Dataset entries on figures
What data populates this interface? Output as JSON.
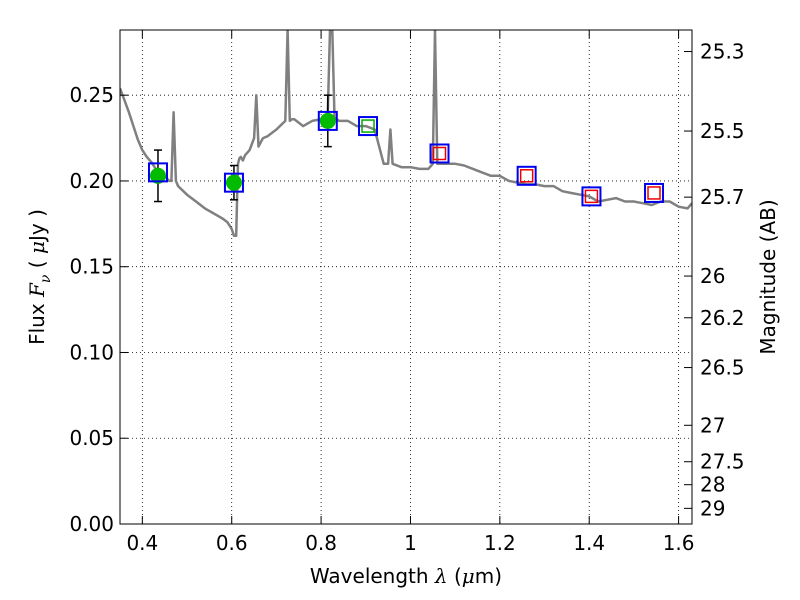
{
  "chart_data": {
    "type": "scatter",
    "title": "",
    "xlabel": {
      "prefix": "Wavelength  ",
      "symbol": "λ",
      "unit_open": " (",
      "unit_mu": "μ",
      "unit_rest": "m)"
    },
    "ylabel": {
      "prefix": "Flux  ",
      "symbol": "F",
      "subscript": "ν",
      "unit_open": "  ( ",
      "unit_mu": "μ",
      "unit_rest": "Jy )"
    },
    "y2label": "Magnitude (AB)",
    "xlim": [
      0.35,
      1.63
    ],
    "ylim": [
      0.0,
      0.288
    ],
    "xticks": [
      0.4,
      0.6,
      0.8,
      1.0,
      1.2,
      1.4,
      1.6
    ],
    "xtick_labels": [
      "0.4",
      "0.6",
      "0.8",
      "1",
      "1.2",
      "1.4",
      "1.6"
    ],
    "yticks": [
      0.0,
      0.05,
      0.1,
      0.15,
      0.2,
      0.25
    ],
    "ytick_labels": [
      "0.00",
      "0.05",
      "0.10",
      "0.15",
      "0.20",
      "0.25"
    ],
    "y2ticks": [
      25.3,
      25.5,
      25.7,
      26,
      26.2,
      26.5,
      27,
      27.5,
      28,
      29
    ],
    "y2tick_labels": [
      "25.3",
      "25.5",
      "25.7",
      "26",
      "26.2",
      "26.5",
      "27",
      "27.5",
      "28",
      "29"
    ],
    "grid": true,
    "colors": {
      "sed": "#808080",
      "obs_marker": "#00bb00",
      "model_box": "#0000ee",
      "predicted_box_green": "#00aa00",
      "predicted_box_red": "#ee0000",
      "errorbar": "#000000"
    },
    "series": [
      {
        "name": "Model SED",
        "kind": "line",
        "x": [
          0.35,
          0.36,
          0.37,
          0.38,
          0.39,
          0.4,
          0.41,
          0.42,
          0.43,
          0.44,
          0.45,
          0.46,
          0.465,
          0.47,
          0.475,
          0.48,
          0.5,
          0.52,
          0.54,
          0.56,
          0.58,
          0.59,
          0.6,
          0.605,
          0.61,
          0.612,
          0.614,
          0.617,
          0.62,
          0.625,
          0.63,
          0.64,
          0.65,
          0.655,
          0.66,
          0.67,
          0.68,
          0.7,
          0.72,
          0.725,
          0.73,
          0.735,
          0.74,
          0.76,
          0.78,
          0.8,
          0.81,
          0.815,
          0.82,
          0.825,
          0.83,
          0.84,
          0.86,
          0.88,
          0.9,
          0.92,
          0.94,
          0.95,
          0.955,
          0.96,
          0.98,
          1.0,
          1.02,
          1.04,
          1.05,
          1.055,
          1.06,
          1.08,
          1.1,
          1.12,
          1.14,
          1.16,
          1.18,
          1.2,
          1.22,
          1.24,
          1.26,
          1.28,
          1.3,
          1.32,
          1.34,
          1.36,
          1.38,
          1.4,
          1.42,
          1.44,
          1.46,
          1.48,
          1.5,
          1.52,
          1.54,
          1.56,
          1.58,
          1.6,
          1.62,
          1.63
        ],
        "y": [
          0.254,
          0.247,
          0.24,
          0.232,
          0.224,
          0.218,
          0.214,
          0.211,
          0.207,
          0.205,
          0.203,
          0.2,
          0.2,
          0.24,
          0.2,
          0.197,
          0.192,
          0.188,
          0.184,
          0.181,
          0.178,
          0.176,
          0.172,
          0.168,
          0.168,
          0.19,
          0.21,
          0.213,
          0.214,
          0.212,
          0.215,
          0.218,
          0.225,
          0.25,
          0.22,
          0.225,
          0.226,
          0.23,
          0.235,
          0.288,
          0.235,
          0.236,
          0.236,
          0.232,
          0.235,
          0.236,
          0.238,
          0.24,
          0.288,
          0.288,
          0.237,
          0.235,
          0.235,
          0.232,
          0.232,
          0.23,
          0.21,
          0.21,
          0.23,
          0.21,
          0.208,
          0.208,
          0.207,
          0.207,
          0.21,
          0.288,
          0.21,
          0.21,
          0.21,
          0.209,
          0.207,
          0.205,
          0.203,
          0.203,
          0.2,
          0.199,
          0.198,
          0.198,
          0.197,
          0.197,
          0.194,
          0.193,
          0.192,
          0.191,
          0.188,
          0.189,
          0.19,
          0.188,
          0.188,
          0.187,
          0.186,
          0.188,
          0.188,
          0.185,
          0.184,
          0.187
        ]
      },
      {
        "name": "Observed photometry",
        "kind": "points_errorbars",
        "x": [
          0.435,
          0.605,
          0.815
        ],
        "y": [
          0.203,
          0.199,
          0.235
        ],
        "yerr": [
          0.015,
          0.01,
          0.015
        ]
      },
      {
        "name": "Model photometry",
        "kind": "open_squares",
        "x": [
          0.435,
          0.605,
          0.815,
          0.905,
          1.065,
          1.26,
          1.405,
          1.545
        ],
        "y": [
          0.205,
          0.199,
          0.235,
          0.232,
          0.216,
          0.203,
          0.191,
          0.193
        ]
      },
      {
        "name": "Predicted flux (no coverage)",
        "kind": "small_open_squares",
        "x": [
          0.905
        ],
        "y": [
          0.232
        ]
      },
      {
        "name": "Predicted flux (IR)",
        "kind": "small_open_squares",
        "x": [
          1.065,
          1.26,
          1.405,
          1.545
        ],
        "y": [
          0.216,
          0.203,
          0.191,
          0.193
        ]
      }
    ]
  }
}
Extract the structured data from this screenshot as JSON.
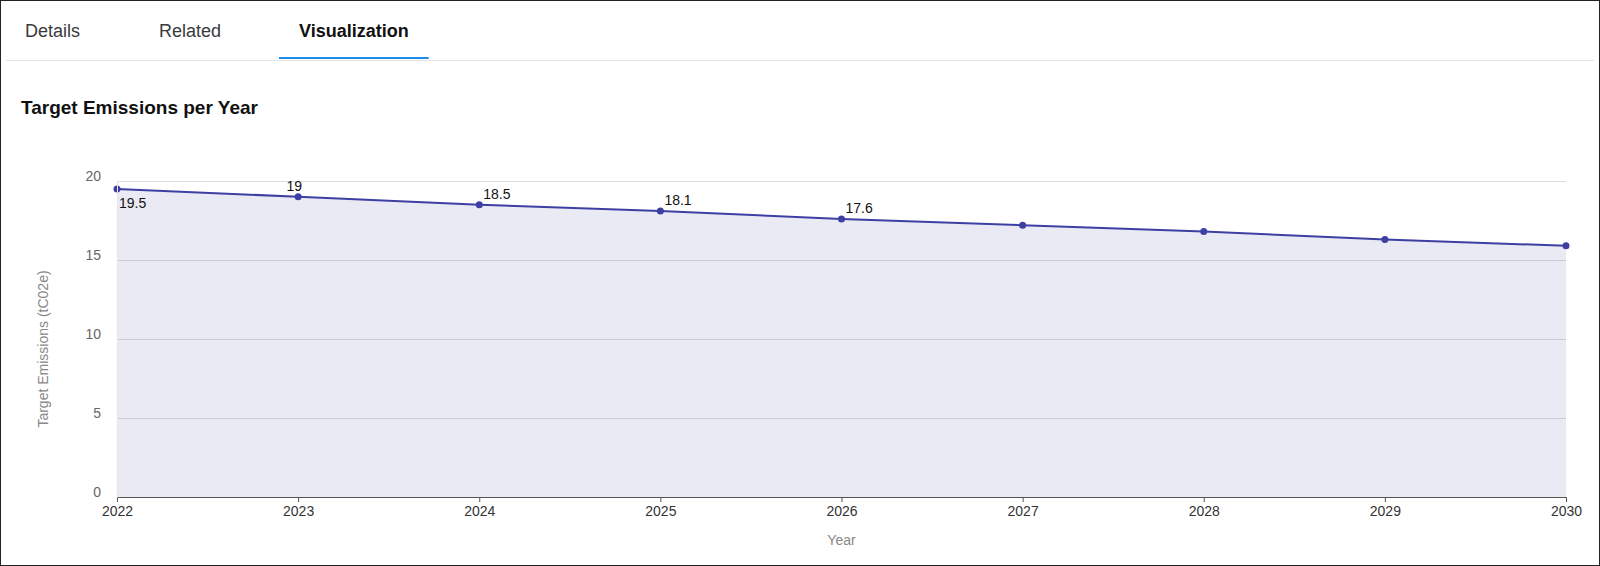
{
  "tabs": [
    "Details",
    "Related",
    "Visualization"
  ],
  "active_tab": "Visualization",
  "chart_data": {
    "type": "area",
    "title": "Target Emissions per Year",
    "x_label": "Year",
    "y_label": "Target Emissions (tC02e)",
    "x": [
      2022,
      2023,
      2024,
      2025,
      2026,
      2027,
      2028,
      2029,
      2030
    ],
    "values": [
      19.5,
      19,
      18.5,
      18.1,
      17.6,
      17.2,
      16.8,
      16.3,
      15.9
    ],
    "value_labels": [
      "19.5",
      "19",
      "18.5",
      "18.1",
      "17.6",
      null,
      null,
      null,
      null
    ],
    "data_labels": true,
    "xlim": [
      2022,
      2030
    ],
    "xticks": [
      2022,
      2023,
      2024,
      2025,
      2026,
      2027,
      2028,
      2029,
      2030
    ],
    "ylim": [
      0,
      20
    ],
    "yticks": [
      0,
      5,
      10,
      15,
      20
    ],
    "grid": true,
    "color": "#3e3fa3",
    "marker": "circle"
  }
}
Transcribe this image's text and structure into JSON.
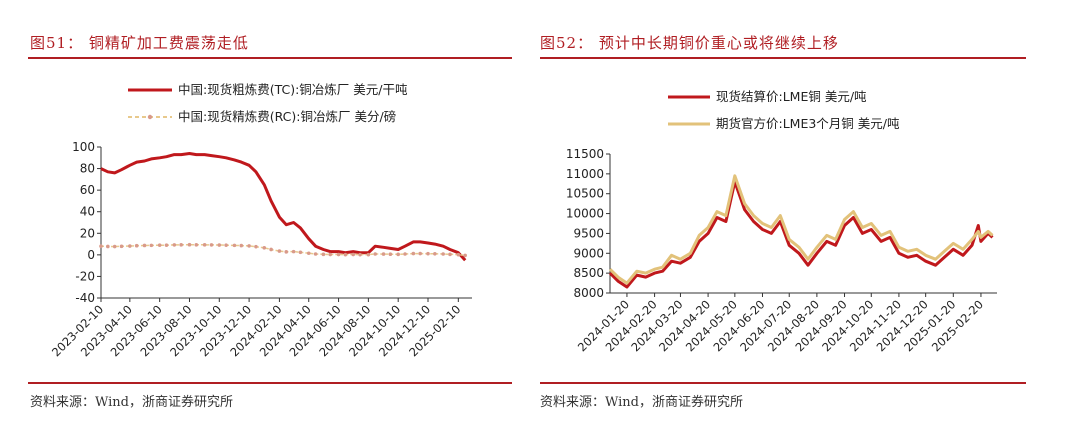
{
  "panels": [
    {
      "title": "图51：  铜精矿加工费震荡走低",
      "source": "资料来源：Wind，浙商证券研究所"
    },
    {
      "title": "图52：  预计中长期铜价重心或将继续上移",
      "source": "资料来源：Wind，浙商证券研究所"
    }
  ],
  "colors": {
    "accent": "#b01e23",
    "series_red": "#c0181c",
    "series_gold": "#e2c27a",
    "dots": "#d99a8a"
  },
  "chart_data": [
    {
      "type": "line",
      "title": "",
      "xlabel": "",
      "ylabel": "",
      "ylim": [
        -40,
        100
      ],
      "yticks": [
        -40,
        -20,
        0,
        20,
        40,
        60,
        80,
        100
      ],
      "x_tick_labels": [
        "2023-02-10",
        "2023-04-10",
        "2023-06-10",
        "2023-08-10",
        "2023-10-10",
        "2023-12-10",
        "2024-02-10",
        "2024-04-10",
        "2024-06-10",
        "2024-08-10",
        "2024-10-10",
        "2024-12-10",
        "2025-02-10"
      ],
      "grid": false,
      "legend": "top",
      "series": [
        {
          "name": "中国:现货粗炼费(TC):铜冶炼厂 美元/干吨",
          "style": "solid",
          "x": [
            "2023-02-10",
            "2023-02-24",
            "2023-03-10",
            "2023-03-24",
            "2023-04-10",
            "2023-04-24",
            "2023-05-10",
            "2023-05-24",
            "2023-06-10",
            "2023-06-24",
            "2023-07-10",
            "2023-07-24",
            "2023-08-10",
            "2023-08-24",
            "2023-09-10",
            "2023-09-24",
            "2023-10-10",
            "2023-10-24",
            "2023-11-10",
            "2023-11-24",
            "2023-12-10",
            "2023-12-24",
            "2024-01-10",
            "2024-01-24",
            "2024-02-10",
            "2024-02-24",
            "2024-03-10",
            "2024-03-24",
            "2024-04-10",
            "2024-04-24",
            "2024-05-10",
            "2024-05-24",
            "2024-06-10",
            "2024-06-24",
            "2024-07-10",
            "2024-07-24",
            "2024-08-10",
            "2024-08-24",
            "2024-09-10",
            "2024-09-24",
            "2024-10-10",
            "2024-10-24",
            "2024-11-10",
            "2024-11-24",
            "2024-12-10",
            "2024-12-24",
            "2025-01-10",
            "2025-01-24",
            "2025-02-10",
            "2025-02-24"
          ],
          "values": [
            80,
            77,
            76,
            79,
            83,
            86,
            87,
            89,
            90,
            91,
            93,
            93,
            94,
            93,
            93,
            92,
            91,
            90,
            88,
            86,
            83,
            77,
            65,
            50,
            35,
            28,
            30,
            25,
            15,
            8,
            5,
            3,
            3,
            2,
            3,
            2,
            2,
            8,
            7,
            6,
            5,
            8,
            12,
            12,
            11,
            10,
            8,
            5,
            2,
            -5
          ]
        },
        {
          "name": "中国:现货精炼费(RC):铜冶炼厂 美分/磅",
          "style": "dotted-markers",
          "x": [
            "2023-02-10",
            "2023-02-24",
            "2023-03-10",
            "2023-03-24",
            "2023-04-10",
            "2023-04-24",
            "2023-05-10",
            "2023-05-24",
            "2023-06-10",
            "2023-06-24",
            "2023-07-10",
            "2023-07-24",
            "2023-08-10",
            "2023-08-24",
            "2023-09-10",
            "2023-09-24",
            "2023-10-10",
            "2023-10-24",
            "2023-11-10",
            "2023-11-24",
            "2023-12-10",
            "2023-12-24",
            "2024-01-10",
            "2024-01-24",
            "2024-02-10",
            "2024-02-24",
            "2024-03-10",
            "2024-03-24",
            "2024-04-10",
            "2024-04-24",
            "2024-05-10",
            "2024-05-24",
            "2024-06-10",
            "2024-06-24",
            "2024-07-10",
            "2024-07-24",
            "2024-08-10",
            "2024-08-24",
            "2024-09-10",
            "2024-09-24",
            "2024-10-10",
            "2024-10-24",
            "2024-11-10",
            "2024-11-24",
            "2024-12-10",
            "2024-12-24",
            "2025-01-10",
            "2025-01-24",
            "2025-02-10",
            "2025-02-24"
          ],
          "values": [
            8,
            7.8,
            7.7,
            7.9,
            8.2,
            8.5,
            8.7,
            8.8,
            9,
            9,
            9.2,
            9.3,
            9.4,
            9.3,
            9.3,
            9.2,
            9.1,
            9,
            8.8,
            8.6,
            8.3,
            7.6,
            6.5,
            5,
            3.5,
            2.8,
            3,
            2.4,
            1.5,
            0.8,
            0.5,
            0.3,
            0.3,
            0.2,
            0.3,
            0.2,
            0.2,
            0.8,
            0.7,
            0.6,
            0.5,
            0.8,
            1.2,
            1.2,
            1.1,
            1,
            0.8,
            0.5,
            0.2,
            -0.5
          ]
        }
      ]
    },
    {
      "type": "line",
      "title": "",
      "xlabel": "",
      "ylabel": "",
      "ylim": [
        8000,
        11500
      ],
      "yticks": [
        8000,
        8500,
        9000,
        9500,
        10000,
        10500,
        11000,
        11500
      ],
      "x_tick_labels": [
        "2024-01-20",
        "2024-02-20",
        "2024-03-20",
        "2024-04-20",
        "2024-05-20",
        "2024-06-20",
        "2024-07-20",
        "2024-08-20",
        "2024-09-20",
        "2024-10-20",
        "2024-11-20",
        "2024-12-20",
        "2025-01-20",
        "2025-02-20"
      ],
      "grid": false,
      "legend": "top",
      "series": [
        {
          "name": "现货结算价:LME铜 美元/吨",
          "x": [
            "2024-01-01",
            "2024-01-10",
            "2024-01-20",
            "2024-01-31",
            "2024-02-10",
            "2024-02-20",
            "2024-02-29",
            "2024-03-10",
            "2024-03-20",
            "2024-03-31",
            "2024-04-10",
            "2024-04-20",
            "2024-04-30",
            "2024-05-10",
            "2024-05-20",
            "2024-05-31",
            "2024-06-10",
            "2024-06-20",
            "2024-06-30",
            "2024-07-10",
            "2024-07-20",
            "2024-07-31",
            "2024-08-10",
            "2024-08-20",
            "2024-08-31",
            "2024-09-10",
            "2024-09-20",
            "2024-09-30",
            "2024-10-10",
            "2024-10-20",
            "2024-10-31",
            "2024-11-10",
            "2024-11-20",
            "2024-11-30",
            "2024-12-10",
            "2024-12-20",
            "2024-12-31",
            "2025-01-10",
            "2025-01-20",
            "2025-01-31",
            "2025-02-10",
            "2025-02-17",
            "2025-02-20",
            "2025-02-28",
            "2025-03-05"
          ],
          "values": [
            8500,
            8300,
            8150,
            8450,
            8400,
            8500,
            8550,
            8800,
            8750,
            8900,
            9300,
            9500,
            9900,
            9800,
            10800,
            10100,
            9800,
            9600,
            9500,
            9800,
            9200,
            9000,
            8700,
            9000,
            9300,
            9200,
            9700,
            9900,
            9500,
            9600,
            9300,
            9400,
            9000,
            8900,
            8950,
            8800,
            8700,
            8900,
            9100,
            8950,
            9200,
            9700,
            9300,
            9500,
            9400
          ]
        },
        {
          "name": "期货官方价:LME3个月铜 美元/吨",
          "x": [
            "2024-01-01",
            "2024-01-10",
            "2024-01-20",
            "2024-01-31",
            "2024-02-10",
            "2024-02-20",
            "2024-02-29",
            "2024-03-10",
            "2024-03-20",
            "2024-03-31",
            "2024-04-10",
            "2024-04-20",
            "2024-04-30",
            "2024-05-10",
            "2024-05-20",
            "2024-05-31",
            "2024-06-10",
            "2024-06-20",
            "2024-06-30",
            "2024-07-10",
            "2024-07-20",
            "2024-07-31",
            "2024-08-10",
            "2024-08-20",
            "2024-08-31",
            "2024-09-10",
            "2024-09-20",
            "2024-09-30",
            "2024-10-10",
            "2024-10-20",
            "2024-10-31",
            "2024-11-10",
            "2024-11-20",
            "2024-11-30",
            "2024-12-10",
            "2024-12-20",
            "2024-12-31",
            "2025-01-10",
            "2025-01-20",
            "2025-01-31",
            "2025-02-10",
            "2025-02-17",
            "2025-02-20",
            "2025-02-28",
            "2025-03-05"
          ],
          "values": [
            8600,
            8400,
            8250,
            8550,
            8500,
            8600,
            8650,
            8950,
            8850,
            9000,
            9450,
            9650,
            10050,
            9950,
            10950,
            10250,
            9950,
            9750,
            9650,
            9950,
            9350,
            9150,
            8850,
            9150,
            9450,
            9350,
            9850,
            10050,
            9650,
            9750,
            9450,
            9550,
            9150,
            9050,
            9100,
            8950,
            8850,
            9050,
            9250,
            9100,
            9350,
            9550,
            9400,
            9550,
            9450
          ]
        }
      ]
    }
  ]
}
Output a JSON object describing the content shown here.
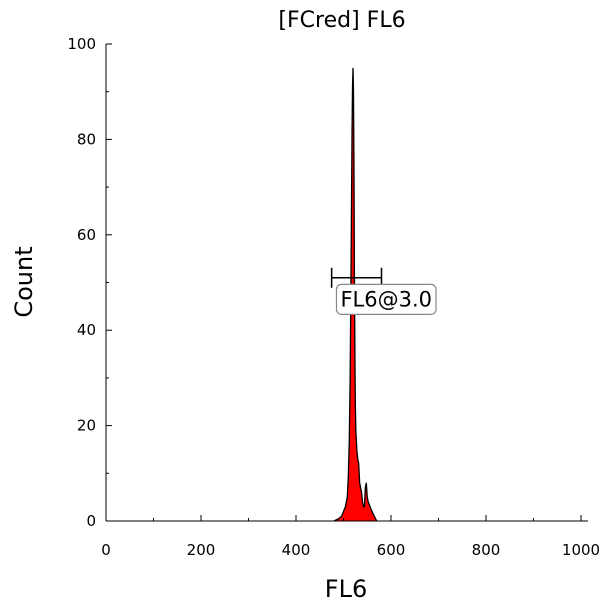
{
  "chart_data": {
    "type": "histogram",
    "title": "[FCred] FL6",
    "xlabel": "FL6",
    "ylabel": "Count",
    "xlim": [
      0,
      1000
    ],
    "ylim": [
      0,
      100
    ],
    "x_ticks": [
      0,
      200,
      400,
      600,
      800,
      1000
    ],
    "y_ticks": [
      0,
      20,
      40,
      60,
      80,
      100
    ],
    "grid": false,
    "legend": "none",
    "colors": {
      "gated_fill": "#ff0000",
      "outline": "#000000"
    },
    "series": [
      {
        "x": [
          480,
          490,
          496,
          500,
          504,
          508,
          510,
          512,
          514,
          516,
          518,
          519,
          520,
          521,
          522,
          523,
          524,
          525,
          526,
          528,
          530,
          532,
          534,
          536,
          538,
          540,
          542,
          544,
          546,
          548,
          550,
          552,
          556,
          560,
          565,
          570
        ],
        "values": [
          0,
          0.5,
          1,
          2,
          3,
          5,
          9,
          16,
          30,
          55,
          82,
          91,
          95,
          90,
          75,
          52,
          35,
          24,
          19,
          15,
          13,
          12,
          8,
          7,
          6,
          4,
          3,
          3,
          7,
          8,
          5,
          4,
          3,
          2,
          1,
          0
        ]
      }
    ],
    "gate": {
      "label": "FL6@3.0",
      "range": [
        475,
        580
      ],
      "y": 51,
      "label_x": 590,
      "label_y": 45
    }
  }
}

Instructions for the task:
How many lines in these entries hold the string "Emissions"? Answer with the number alone.

Task output:
2